Description of the task:
Track down each line that has the word "рассчитывают" and copy it.

Data supplied:
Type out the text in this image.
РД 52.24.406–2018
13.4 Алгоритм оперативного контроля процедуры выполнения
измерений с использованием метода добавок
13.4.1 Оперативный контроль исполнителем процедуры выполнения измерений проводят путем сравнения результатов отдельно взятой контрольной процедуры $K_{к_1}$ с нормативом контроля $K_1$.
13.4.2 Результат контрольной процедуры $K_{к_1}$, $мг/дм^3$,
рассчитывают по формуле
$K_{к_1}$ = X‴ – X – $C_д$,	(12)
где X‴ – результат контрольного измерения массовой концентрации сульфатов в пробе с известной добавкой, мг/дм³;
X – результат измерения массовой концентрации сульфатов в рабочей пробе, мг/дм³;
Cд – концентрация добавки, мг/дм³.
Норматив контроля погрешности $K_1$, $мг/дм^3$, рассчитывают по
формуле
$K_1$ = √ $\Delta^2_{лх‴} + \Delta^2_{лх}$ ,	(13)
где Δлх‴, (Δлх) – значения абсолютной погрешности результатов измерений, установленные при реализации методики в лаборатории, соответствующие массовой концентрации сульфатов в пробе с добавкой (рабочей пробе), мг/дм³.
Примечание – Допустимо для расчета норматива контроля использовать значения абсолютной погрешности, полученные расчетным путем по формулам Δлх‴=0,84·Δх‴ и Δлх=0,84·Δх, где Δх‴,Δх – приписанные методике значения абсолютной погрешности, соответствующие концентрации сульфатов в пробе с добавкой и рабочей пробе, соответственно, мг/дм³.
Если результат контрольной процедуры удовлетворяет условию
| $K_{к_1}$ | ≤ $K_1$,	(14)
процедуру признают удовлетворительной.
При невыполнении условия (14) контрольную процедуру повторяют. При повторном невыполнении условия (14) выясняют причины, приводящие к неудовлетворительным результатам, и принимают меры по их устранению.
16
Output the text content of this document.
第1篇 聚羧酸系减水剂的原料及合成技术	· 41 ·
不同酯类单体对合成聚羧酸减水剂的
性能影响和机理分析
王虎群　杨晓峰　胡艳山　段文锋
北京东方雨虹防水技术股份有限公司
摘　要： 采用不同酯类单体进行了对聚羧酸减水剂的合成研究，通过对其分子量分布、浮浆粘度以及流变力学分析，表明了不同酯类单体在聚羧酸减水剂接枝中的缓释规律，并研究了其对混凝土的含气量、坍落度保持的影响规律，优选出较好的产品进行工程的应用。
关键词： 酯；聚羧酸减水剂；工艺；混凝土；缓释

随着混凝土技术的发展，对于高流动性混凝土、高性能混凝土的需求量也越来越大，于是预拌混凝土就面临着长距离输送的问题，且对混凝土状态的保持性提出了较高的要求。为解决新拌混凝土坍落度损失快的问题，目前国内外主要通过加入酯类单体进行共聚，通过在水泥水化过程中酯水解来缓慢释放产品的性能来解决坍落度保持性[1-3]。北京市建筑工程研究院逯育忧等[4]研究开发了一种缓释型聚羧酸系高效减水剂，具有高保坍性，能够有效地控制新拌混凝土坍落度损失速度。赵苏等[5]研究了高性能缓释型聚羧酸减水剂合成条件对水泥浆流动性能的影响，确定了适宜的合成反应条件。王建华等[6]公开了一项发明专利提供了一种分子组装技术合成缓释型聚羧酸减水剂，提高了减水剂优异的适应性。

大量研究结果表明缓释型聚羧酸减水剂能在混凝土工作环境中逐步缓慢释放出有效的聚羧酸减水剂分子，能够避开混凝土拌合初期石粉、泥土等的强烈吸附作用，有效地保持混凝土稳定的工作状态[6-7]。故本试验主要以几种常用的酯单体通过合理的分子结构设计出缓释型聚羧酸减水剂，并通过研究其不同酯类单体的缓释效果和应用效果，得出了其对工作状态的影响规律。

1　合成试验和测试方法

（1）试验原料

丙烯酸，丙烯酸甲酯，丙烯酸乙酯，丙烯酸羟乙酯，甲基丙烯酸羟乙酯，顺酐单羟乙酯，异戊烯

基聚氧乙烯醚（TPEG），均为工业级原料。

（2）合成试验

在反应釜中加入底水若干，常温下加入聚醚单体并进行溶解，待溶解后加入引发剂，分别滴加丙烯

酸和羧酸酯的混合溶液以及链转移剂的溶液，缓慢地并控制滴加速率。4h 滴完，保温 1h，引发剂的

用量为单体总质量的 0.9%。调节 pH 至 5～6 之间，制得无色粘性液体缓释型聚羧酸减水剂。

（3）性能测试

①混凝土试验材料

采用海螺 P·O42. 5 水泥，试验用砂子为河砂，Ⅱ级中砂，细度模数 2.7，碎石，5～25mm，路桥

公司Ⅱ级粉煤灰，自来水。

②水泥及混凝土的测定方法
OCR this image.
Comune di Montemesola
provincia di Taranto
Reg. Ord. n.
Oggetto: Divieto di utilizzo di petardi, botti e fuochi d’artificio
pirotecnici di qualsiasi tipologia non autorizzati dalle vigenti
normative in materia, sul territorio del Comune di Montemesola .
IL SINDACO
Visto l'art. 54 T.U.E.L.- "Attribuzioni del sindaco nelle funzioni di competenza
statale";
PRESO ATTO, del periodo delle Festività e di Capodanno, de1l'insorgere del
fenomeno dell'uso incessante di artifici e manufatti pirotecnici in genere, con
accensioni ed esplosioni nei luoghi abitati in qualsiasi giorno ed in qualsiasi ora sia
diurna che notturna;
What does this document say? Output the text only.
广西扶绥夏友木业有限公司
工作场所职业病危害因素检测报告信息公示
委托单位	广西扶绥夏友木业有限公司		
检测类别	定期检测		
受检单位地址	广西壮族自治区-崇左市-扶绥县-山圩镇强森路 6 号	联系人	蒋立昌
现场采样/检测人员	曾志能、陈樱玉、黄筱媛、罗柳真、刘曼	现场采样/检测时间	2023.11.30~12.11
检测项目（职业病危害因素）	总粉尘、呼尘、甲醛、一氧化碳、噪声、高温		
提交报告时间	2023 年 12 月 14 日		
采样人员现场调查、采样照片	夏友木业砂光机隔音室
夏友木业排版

Answer:
рассчитывают по формуле
Норматив контроля погрешности $K_1$, $мг/дм^3$, рассчитывают по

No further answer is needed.